EXERCISE DIRECTIONS - All lines featuring the string "reading" are to be listed.

[Records from a data collection]
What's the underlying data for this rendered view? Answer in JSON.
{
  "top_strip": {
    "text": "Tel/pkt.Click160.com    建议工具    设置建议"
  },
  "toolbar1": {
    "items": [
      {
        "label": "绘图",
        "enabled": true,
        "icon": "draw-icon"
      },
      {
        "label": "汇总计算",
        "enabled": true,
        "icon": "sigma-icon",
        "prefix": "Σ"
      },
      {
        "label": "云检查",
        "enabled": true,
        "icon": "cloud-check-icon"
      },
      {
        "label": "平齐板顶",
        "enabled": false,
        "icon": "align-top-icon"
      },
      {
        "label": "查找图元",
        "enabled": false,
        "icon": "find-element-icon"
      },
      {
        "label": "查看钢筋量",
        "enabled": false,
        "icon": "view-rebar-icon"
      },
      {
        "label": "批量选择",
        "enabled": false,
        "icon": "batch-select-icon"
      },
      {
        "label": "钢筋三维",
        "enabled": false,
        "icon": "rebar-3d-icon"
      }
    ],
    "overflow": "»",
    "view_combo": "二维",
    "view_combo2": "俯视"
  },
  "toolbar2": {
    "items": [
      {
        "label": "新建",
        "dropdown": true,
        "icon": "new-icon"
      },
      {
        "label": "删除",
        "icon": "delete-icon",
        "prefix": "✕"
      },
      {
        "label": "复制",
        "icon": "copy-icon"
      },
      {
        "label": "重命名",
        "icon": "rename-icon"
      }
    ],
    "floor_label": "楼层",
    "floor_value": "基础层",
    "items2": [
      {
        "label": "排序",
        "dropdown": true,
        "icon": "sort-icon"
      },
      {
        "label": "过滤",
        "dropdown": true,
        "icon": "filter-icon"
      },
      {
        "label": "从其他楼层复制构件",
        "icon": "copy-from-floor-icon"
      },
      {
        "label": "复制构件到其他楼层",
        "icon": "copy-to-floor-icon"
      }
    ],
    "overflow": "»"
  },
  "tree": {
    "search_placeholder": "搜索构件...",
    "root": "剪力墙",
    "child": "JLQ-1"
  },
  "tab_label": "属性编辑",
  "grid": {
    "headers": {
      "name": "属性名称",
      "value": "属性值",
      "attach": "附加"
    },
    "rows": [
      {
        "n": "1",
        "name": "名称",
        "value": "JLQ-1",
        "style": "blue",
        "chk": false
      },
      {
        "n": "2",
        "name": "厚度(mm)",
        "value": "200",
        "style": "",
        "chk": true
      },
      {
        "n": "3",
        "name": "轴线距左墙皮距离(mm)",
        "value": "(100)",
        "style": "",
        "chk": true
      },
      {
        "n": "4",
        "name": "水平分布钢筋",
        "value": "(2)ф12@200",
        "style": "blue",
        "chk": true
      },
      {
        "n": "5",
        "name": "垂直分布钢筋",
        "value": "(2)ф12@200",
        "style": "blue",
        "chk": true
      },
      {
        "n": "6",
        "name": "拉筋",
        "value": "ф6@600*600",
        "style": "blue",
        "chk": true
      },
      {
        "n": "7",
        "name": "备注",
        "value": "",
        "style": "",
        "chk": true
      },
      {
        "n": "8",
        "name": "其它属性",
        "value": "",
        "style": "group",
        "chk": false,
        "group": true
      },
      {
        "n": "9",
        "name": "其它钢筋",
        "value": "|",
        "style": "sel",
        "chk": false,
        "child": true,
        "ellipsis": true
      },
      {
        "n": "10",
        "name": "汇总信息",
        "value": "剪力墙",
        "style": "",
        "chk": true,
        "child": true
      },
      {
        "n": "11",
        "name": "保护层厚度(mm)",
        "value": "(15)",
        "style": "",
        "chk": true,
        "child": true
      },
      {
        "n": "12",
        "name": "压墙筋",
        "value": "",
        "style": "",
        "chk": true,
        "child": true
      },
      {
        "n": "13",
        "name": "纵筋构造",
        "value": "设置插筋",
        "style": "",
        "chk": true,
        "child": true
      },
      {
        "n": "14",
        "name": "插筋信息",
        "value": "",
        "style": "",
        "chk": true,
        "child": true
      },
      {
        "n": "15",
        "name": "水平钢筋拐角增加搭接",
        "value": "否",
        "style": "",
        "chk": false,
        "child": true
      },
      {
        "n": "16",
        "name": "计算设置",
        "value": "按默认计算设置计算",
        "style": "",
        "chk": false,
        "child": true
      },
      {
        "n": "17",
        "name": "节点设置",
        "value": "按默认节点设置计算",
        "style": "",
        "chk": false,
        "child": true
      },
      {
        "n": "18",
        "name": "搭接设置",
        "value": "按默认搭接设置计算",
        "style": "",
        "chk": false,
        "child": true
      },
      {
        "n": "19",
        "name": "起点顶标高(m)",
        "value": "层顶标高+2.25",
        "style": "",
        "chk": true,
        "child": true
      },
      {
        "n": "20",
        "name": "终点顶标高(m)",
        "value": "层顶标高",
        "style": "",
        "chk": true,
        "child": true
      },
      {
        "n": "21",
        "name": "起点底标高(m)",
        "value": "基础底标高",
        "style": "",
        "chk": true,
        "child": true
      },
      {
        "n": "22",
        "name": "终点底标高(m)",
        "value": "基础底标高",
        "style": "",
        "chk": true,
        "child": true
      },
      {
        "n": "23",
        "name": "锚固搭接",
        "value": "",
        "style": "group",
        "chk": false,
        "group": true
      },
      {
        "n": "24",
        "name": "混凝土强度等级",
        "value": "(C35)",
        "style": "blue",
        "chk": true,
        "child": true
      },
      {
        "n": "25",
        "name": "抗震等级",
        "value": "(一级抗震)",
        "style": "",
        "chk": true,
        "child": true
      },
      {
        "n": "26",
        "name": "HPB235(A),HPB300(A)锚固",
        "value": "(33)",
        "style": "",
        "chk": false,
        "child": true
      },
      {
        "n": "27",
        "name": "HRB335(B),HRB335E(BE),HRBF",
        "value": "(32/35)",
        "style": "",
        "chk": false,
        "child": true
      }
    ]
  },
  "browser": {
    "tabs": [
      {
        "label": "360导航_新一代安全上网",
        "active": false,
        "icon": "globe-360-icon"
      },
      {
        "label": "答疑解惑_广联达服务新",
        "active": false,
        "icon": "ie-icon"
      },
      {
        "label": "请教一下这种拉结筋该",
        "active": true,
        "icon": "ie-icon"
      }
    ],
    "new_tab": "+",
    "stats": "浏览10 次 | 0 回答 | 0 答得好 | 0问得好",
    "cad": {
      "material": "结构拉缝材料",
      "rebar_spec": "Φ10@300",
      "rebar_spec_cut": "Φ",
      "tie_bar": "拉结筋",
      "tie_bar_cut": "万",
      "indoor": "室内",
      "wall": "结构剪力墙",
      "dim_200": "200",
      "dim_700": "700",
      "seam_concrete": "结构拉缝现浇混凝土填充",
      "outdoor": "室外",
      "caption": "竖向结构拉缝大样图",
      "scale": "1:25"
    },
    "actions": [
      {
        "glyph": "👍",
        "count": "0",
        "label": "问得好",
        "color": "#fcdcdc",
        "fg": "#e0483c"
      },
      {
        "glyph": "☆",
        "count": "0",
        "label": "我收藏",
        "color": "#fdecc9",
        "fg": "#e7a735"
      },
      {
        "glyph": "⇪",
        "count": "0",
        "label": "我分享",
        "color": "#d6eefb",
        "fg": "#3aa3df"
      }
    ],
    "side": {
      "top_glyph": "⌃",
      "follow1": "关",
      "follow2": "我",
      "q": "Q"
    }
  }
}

--

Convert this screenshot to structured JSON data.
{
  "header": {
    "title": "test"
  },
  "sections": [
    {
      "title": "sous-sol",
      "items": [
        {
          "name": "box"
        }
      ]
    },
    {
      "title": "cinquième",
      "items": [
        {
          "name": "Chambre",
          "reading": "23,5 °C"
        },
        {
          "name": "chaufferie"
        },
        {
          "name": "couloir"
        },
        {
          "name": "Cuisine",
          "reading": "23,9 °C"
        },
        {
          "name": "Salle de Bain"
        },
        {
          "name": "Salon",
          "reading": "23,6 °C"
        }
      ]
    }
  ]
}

ANSWER TO THIS PROBLEM -
          "reading": "23,5 °C"
          "reading": "23,9 °C"
          "reading": "23,6 °C"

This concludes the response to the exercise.